Please transcribe the lines of every record below exactly, leaving the pictures out of your answer.
[Start Entries supplied]
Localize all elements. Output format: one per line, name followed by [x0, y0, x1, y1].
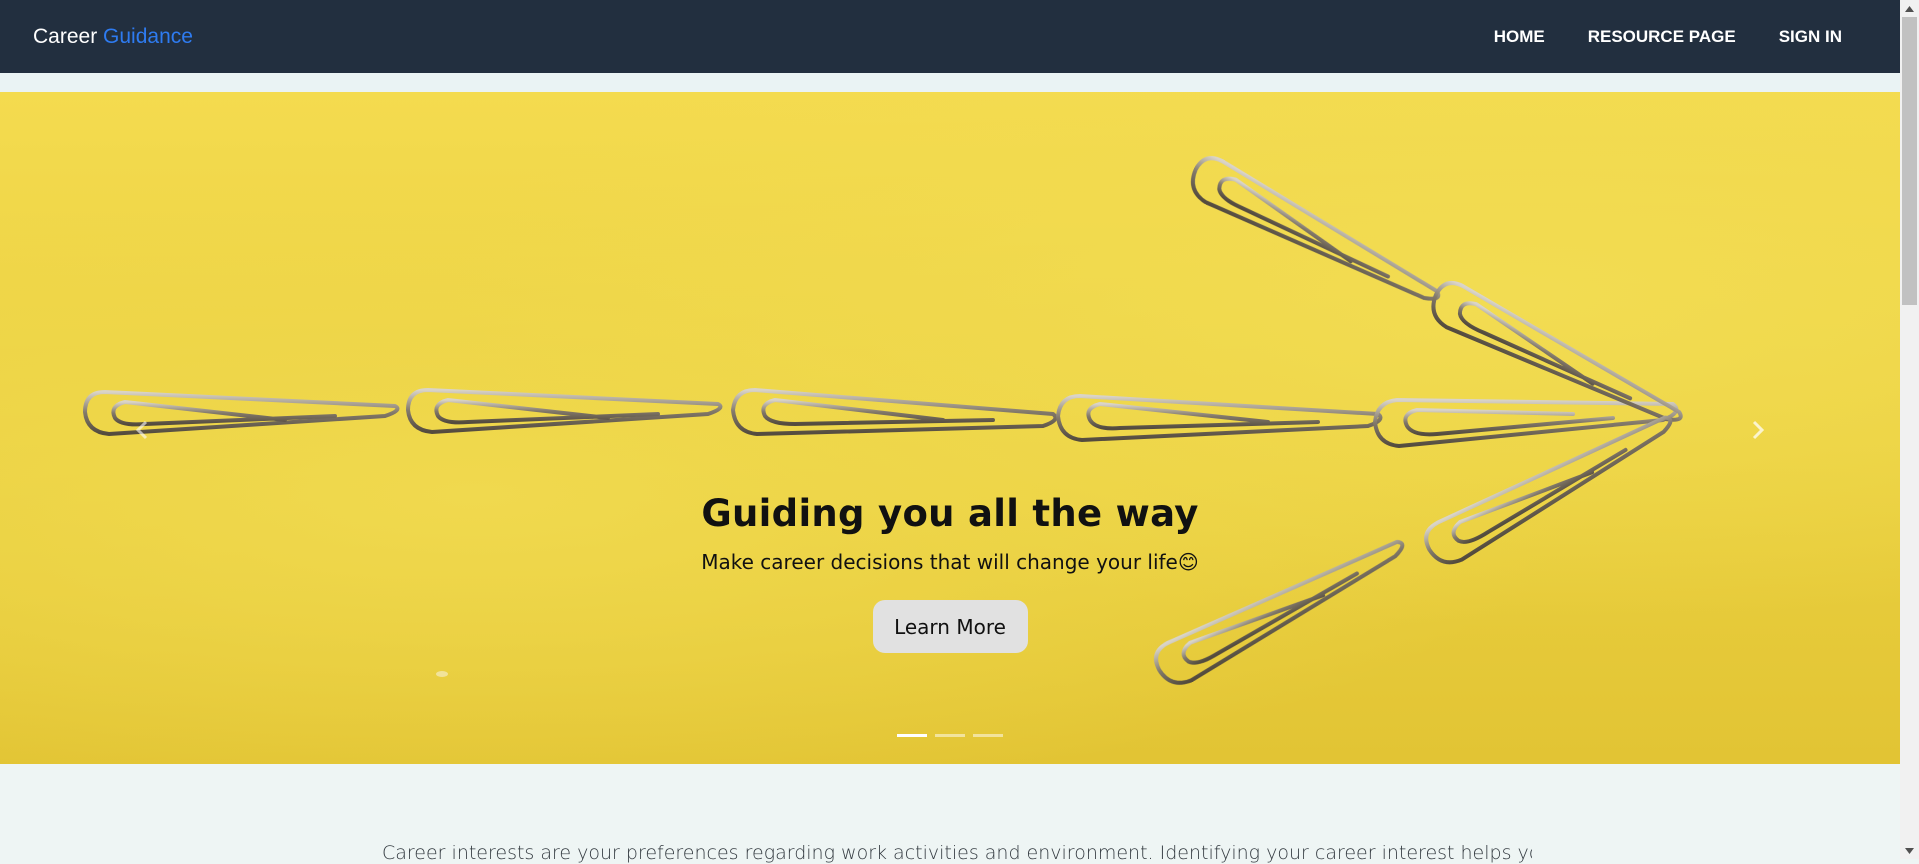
carousel-caption: Guiding you all the way Make career deci… — [0, 492, 1900, 654]
hero-title: Guiding you all the way — [701, 492, 1199, 535]
carousel-indicator-3[interactable] — [973, 734, 1003, 737]
carousel-next-button[interactable] — [1738, 410, 1778, 450]
scrollbar-thumb[interactable] — [1902, 17, 1917, 305]
hero-carousel: Guiding you all the way Make career deci… — [0, 92, 1900, 764]
paperclip — [1373, 398, 1679, 448]
hero-subtitle: Make career decisions that will change y… — [0, 550, 1900, 574]
nav-links: HOME RESOURCE PAGE SIGN IN — [1494, 27, 1842, 47]
scroll-up-button[interactable] — [1900, 0, 1919, 17]
paperclip — [406, 388, 723, 434]
intro-paragraph: Career interests are your preferences re… — [382, 842, 1532, 864]
page-scrollbar[interactable] — [1900, 0, 1919, 859]
chevron-right-icon — [1752, 420, 1765, 440]
intro-section: Career interests are your preferences re… — [0, 764, 1900, 864]
paperclip-arrow-image — [83, 156, 1683, 685]
hero-subtitle-text: Make career decisions that will change y… — [701, 550, 1178, 575]
navbar: Career Guidance HOME RESOURCE PAGE SIGN … — [0, 0, 1900, 73]
smile-emoji-icon: 😊 — [1177, 550, 1199, 575]
paperclip — [1431, 281, 1683, 422]
brand-primary: Career — [33, 24, 98, 48]
carousel-indicator-1[interactable] — [897, 734, 927, 737]
brand-logo[interactable]: Career Guidance — [33, 25, 193, 49]
nav-link-home[interactable]: HOME — [1494, 27, 1545, 47]
top-strip — [0, 73, 1900, 92]
carousel-prev-button[interactable] — [122, 410, 162, 450]
caret-down-icon — [1905, 847, 1914, 854]
paperclip — [1056, 394, 1383, 442]
brand-accent: Guidance — [103, 24, 193, 48]
carousel-indicators — [0, 734, 1900, 737]
nav-link-resource-page[interactable]: RESOURCE PAGE — [1588, 27, 1736, 47]
nav-link-sign-in[interactable]: SIGN IN — [1779, 27, 1842, 47]
caret-up-icon — [1905, 5, 1914, 12]
scroll-down-button[interactable] — [1900, 842, 1919, 859]
paperclip — [731, 388, 1058, 436]
learn-more-button[interactable]: Learn More — [872, 600, 1028, 654]
paperclip — [1190, 156, 1441, 301]
carousel-indicator-2[interactable] — [935, 734, 965, 737]
chevron-left-icon — [135, 420, 148, 440]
[End Entries supplied]
**The result:**
Localize all elements. Output format: one per line, name followed by [x0, y0, x1, y1].
carousel-caption: Guiding you all the way Make career deci… — [0, 492, 1900, 654]
hero-title: Guiding you all the way — [701, 492, 1199, 535]
carousel-indicator-3[interactable] — [973, 734, 1003, 737]
carousel-next-button[interactable] — [1738, 410, 1778, 450]
scrollbar-thumb[interactable] — [1902, 17, 1917, 305]
hero-carousel: Guiding you all the way Make career deci… — [0, 92, 1900, 764]
paperclip — [1373, 398, 1679, 448]
hero-subtitle: Make career decisions that will change y… — [0, 550, 1900, 574]
nav-links: HOME RESOURCE PAGE SIGN IN — [1494, 27, 1842, 47]
scroll-up-button[interactable] — [1900, 0, 1919, 17]
paperclip — [406, 388, 723, 434]
intro-paragraph: Career interests are your preferences re… — [382, 842, 1532, 864]
page-scrollbar[interactable] — [1900, 0, 1919, 859]
chevron-right-icon — [1752, 420, 1765, 440]
intro-section: Career interests are your preferences re… — [0, 764, 1900, 864]
paperclip-arrow-image — [83, 156, 1683, 685]
hero-subtitle-text: Make career decisions that will change y… — [701, 550, 1178, 575]
navbar: Career Guidance HOME RESOURCE PAGE SIGN … — [0, 0, 1900, 73]
smile-emoji-icon: 😊 — [1177, 550, 1199, 575]
paperclip — [1431, 281, 1683, 422]
brand-primary: Career — [33, 24, 98, 48]
carousel-indicator-1[interactable] — [897, 734, 927, 737]
brand-logo[interactable]: Career Guidance — [33, 25, 193, 49]
nav-link-home[interactable]: HOME — [1494, 27, 1545, 47]
top-strip — [0, 73, 1900, 92]
carousel-prev-button[interactable] — [122, 410, 162, 450]
caret-down-icon — [1905, 847, 1914, 854]
paperclip — [1056, 394, 1383, 442]
brand-accent: Guidance — [103, 24, 193, 48]
carousel-indicators — [0, 734, 1900, 737]
nav-link-resource-page[interactable]: RESOURCE PAGE — [1588, 27, 1736, 47]
nav-link-sign-in[interactable]: SIGN IN — [1779, 27, 1842, 47]
caret-up-icon — [1905, 5, 1914, 12]
scroll-down-button[interactable] — [1900, 842, 1919, 859]
paperclip — [731, 388, 1058, 436]
learn-more-button[interactable]: Learn More — [872, 600, 1028, 654]
paperclip — [1190, 156, 1441, 301]
carousel-indicator-2[interactable] — [935, 734, 965, 737]
chevron-left-icon — [135, 420, 148, 440]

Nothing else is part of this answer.